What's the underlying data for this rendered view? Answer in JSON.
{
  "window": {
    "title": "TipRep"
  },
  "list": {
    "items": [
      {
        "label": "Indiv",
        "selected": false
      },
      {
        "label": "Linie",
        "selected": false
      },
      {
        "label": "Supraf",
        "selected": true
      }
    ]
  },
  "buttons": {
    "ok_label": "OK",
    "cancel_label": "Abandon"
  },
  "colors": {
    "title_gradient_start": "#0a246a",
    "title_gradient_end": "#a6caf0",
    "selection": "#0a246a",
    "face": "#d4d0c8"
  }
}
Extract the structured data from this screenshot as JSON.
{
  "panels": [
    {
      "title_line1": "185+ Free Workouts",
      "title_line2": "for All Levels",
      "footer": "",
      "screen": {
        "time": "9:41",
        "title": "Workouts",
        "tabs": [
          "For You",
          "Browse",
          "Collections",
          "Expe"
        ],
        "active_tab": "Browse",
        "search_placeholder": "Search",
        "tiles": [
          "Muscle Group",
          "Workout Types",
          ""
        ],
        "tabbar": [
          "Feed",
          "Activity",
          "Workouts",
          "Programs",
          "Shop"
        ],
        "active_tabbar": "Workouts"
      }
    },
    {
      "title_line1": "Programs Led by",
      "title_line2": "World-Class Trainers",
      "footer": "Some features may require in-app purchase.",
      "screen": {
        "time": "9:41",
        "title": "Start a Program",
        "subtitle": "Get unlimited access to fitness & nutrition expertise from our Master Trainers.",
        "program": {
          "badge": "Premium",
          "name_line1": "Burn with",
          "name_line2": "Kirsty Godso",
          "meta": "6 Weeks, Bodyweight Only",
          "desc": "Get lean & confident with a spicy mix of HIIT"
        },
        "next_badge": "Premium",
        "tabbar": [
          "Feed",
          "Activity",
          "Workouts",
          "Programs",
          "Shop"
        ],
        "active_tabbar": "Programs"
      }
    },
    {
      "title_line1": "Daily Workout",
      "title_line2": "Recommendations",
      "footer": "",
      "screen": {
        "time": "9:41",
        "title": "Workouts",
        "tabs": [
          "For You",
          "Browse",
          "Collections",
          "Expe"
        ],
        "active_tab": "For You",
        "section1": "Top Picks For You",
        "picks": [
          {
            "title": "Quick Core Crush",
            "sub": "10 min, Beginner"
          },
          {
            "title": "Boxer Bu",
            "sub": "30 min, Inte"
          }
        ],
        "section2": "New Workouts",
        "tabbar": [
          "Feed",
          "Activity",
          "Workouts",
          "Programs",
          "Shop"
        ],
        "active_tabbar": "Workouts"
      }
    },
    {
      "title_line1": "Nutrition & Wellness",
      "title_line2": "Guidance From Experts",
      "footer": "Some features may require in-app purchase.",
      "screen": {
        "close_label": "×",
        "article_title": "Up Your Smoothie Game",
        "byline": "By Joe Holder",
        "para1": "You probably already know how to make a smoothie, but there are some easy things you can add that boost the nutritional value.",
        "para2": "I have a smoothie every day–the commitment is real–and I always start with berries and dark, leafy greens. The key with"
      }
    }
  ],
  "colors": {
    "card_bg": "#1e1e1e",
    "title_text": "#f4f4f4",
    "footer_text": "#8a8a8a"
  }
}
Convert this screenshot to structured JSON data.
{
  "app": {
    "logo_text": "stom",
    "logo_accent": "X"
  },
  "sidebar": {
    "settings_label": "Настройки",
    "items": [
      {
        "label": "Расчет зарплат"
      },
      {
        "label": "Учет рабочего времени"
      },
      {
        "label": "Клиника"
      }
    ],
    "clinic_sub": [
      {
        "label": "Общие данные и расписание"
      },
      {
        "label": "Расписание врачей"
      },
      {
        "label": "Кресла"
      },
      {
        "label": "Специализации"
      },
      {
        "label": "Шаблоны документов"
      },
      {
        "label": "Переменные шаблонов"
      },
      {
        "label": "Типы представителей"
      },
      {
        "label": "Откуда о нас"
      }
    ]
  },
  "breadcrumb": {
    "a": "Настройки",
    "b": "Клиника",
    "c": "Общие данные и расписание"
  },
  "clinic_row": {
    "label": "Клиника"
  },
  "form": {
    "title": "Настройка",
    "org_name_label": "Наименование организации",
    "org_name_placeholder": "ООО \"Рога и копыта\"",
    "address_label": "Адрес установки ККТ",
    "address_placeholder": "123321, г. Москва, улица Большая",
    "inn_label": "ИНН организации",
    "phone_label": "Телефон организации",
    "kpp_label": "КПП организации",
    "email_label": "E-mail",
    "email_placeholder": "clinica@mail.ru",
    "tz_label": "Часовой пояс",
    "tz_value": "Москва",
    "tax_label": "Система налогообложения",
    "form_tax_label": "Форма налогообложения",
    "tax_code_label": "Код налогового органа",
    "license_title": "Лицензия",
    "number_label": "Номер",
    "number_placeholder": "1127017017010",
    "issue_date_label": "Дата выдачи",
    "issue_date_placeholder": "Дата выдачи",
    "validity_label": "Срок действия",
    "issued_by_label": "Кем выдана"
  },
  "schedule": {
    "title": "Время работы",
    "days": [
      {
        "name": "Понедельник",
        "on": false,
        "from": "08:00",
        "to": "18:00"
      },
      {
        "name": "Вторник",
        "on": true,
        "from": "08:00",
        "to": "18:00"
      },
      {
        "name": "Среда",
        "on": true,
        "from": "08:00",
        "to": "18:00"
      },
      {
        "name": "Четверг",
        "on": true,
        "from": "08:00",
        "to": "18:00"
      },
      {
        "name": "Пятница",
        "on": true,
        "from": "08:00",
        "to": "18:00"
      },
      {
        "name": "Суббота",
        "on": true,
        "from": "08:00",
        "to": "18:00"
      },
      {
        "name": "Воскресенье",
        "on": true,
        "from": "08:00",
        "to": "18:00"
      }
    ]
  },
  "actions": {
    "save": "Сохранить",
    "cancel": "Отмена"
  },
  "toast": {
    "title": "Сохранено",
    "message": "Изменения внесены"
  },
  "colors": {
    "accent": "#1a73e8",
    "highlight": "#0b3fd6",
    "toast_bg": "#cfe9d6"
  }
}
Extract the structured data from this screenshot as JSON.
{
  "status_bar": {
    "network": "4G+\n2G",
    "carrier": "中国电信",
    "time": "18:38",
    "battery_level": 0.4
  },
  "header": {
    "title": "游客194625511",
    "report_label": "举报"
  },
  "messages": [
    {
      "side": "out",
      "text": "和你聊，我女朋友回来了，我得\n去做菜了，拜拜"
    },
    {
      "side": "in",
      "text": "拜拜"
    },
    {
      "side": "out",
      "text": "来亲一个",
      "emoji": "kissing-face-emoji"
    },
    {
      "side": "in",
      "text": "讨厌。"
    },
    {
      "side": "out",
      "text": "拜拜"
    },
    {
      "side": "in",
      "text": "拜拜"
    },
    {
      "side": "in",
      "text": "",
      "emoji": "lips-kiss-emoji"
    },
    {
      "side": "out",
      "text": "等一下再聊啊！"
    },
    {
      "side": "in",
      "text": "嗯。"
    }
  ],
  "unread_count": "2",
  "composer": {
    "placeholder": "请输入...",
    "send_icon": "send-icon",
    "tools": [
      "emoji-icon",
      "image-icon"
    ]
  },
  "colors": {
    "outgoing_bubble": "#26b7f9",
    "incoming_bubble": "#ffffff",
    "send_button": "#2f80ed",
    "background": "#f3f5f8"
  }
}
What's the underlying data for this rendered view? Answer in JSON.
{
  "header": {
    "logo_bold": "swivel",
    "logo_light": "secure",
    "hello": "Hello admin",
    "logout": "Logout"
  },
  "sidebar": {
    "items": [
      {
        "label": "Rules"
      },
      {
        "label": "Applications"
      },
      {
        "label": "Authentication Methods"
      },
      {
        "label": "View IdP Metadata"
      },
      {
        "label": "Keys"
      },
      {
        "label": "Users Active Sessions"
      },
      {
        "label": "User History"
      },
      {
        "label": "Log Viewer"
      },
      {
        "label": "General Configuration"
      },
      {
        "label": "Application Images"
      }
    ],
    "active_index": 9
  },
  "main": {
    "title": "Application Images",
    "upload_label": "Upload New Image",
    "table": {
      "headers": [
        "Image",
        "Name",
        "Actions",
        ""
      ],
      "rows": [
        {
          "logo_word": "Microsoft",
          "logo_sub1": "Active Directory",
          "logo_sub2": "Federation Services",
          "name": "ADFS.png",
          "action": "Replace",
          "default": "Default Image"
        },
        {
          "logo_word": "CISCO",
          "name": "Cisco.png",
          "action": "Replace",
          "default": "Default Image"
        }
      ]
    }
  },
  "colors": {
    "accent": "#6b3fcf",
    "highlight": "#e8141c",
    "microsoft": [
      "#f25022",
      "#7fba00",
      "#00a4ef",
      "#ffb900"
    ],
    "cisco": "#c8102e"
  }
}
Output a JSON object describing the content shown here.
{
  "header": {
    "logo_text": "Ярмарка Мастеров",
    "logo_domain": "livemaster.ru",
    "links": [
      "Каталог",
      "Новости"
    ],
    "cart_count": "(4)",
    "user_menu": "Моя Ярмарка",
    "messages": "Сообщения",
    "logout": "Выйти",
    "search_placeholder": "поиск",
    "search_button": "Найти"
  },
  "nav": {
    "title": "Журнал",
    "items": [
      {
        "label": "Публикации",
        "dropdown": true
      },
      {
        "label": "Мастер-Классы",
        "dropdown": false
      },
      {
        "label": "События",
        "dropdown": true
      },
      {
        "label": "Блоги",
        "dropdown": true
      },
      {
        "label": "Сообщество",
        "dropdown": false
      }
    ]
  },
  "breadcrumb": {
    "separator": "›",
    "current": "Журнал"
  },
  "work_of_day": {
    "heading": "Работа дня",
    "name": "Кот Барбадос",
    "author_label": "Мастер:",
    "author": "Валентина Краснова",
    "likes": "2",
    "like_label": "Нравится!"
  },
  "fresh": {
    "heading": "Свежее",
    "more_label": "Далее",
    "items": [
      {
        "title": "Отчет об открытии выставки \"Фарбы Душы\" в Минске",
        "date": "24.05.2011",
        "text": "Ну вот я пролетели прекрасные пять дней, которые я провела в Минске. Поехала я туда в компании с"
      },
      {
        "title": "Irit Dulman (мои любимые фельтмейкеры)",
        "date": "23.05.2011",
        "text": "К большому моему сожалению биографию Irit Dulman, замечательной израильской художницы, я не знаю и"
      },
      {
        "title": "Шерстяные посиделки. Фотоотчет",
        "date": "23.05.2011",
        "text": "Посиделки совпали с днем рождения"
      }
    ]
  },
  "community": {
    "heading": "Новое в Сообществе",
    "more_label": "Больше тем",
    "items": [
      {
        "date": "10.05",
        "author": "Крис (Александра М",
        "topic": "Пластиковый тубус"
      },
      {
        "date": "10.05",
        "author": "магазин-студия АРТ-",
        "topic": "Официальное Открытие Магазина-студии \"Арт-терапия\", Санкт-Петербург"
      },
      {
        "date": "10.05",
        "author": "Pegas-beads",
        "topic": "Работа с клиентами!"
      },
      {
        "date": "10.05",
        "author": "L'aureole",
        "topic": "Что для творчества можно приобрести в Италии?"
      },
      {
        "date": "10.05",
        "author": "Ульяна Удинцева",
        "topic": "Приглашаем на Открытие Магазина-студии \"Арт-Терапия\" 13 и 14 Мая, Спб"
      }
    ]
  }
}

++++++++

§ Brief:
Copy out every line that includes the word "студии".

§ Response:
        "topic": "Официальное Открытие Магазина-студии \"Арт-терапия\", Санкт-Петербург"
        "topic": "Приглашаем на Открытие Магазина-студии \"Арт-Терапия\" 13 и 14 Мая, Спб"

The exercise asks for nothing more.